* _課題一覧_:
1. 秋の七草の文章によると、筆者は何を見るにつけて、万葉人たちがどんな草花を見て暮らしていたのかに思いをめぐらすのか。一文で答えなさい。
2. 秋の七草の文章の続きを、最後の文のあとから書き進めなさい。

* _本文_:
============================================================
秋の七草
2002.9.30

今年は春先から例年より花が早く咲き始め、季節感が狂ってしまいますが、ふと、昔はどうだったのだろう?と思うことがあります。夏の花、秋の花・・、花によっては咲く時期も今とはずい分違ったのかも知れません。猛烈な勢いで増える外国産の帰化植物を見るにつけ、遠く万葉人達はどんな草花を見て暮らしていたのでしょう・・? 想像し出すと興味はつきません。

▲ススキミミズク(のつもり? ^^;)


秋の野に咲きたる花を指折りかき数ふれば七種の花
芽子が花尾花葛花瞿麦の花女郎花また藤袴朝貌の花

万葉の歌人・山上憶良が詠んだこの「七種の花」が後に「秋の七草」と呼ばれ、人々の親しむところとなりました。ちなみに、芽子=ハギ、尾花=ススキ、朝貌=キキョウと言われ、「七種の花」は今で言うハギ、ススキ、クズ、ナデシコ、オミナエシ、フジバカマ、キキョウを指すと考えられています。
============================================================
* _提供資料_:
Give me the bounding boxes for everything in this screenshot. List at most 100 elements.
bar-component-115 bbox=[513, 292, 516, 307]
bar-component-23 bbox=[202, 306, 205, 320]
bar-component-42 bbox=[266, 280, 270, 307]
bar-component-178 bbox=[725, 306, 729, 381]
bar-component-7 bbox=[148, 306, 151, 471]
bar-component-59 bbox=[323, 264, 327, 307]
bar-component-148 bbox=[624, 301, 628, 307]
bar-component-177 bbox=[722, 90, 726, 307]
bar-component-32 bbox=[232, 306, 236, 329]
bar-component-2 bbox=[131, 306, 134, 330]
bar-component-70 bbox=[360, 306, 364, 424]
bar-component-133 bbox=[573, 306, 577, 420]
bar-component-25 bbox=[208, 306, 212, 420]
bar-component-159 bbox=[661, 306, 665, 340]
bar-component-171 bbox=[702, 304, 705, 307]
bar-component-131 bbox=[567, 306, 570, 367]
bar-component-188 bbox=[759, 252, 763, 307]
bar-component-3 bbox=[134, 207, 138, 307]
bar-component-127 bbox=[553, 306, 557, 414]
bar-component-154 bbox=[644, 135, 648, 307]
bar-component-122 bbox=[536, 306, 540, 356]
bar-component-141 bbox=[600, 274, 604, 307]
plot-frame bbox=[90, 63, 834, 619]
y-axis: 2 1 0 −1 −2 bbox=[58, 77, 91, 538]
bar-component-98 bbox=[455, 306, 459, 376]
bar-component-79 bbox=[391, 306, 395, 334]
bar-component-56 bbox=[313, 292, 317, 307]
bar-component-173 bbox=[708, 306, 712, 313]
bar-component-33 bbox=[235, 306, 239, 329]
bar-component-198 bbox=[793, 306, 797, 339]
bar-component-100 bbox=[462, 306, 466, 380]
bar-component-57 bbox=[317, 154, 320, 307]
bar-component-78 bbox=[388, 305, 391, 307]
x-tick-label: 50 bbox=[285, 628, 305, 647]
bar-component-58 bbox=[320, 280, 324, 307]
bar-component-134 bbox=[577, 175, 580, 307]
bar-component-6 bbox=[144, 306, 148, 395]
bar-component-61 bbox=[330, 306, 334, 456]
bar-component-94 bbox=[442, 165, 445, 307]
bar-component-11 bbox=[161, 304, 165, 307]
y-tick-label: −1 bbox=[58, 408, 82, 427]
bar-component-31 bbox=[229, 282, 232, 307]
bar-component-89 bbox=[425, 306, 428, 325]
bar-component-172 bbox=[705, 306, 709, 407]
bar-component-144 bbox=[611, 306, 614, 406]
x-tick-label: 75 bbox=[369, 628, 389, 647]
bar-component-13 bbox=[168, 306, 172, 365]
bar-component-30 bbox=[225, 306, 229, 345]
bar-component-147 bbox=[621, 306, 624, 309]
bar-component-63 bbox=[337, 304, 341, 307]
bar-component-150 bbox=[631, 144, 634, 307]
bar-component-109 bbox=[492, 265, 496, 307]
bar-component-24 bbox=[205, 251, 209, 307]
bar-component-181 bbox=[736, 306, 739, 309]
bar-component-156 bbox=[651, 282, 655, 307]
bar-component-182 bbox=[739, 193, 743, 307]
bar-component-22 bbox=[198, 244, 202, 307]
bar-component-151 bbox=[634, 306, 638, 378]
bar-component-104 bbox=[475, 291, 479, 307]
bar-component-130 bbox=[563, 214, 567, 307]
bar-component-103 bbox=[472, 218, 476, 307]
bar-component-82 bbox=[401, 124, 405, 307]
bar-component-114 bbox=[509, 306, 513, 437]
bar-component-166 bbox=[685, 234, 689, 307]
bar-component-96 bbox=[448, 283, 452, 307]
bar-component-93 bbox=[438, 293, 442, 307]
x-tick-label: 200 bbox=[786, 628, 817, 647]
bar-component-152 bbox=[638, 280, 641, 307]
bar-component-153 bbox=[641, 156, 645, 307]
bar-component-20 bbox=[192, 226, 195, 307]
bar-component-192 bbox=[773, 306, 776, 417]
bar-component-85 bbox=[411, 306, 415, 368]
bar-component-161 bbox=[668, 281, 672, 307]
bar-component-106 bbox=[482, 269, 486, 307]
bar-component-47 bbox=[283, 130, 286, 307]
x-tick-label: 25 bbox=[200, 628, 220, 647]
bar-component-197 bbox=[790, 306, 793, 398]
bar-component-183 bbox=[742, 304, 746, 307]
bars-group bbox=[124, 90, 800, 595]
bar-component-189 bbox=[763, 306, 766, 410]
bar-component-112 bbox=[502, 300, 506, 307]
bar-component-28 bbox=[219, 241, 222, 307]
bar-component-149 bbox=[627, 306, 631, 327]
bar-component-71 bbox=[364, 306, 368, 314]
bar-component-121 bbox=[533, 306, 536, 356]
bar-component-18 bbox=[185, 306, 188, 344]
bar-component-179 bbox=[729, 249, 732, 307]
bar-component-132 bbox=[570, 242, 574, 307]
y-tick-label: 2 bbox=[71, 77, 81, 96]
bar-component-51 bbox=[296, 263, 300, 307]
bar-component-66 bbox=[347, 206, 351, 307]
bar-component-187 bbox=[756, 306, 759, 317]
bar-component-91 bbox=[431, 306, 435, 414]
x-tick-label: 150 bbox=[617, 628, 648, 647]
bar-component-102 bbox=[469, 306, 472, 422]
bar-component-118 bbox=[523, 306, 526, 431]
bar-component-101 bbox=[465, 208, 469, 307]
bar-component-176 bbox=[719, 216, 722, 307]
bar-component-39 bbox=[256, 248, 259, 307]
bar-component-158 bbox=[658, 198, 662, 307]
============================================================
* _解答欄_:
1. 筆者は、猛烈な勢いで増える外国産の帰化植物を見るにつけて、万葉人たちがどんな草花を見て暮らしていたのかに思いをめぐらしている。

2.
ところで、これらの七草が万葉集にどのくらい詠まれているかというと、その数はまちまちです。いちばん多く詠まれているのが、ハギで141首、以下、オバナ33首、ナデシコ26首、クズ17首、オミナエシ12首、キキョウ5首、フジバカマ1首だそうです。ハギの141首はすべての植物の中でもトップで、ウメ119首、マツ80首よりも多く、フジバカマはこの憶良の歌に出てくるだけだそうです。

さて、この「秋の七草」、今の私達でも身近に見られるのでしょうか? ということで、今回は秋の七草巡りをしてみましょう。

ヤマハギ ■ハギ
マメ科・ハギ属
花期は6月〜9月
万葉集に詠われた回数ダントツのハギですが、当時のハギはヤマハギとの説が一般的。美しくかつどことなくはかなげなハギの花が、万葉人の心を捕らえたことは容易に想像できますね。
ヤマハギは現在でも野山で比較的簡単に探すことができます。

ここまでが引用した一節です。